Below are some records. Say how many of their lines include the string "Impacts", giving only the number.

[A run of records]
------------------------------------------------------------------------

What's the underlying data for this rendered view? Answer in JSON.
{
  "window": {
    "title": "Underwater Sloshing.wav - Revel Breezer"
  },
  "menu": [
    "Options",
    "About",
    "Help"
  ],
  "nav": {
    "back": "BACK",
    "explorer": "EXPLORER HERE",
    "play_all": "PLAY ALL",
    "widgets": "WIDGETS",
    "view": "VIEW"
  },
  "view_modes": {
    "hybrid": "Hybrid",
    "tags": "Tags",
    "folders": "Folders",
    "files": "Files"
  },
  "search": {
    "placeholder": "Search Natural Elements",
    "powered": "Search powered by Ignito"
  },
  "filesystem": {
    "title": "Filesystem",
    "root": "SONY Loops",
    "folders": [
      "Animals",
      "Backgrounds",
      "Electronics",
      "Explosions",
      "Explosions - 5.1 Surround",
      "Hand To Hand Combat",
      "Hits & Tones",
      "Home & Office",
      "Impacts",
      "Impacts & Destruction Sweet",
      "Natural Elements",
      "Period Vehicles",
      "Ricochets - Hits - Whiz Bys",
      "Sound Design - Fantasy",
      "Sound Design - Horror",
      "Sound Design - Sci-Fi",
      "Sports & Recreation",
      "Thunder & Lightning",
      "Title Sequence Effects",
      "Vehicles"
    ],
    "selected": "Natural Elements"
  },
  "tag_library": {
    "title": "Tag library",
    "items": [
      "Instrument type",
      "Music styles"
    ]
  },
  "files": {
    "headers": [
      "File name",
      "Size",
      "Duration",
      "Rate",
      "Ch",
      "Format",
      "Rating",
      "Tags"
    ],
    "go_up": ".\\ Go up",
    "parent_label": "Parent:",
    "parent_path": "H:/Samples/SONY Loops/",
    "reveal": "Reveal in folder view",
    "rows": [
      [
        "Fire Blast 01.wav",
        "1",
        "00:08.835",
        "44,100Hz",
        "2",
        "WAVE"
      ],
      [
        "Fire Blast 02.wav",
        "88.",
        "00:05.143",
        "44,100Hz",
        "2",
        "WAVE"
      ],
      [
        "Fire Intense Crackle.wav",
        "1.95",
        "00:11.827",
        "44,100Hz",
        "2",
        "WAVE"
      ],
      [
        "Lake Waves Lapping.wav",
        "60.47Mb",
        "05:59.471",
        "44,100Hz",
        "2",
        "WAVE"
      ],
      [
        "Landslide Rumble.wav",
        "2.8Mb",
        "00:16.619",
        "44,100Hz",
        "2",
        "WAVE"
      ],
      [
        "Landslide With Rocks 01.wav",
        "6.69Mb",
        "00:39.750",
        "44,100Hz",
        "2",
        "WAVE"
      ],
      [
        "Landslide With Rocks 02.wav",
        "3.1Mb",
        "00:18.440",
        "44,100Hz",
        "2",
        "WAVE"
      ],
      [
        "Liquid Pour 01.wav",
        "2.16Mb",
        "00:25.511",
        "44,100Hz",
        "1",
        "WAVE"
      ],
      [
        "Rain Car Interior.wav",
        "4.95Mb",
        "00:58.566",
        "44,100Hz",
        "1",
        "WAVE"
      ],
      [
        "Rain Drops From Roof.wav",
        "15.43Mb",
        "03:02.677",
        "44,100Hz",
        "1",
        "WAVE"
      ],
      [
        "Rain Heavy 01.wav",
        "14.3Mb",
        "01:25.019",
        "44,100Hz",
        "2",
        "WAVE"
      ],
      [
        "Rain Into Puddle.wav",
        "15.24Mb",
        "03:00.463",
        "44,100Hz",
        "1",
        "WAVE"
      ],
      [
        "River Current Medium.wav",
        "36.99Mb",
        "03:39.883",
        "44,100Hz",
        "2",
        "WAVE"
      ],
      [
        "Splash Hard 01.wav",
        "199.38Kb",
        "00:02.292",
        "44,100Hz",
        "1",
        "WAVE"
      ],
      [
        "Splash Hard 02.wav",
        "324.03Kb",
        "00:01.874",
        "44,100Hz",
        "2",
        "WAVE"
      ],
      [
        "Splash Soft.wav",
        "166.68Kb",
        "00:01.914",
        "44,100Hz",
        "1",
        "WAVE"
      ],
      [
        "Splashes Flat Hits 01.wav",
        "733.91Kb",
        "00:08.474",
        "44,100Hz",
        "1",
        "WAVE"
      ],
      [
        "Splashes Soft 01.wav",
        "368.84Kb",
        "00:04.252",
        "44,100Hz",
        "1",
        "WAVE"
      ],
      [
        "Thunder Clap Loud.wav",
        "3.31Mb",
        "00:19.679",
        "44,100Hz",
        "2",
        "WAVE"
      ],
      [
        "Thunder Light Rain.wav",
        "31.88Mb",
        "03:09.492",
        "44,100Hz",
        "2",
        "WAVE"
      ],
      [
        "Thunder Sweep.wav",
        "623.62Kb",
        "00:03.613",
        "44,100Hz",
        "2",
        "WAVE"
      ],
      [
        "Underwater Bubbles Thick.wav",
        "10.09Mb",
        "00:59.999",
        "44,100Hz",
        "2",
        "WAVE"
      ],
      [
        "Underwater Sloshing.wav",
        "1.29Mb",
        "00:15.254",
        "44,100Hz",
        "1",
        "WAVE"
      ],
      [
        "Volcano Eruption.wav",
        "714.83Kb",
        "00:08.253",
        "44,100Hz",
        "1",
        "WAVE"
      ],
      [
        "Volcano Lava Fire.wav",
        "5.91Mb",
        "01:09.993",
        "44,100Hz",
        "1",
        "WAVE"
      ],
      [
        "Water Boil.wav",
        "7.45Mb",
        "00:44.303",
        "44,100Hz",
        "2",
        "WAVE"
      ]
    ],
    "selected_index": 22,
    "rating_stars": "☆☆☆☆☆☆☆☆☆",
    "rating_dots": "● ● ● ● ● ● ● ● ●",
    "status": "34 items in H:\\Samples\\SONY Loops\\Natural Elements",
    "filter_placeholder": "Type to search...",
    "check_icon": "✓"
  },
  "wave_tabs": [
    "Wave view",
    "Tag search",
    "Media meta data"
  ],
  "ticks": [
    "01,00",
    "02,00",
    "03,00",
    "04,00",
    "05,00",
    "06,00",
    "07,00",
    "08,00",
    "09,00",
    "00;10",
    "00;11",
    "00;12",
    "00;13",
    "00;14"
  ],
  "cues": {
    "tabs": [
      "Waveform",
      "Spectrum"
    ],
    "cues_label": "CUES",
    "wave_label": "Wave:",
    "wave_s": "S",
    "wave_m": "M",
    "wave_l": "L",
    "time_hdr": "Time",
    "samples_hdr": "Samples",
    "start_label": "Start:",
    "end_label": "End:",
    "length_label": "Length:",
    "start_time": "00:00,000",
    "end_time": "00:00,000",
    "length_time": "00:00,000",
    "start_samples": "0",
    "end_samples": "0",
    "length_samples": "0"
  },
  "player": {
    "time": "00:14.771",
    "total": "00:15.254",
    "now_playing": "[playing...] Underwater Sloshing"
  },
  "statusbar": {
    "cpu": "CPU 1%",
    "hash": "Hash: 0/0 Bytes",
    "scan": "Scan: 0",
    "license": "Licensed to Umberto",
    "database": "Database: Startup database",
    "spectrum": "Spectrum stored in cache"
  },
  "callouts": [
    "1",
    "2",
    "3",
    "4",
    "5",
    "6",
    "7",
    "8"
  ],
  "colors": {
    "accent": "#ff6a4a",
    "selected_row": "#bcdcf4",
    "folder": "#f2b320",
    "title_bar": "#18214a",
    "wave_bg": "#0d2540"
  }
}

------------------------------------------------------------------------

_RIGHT ANSWER_
2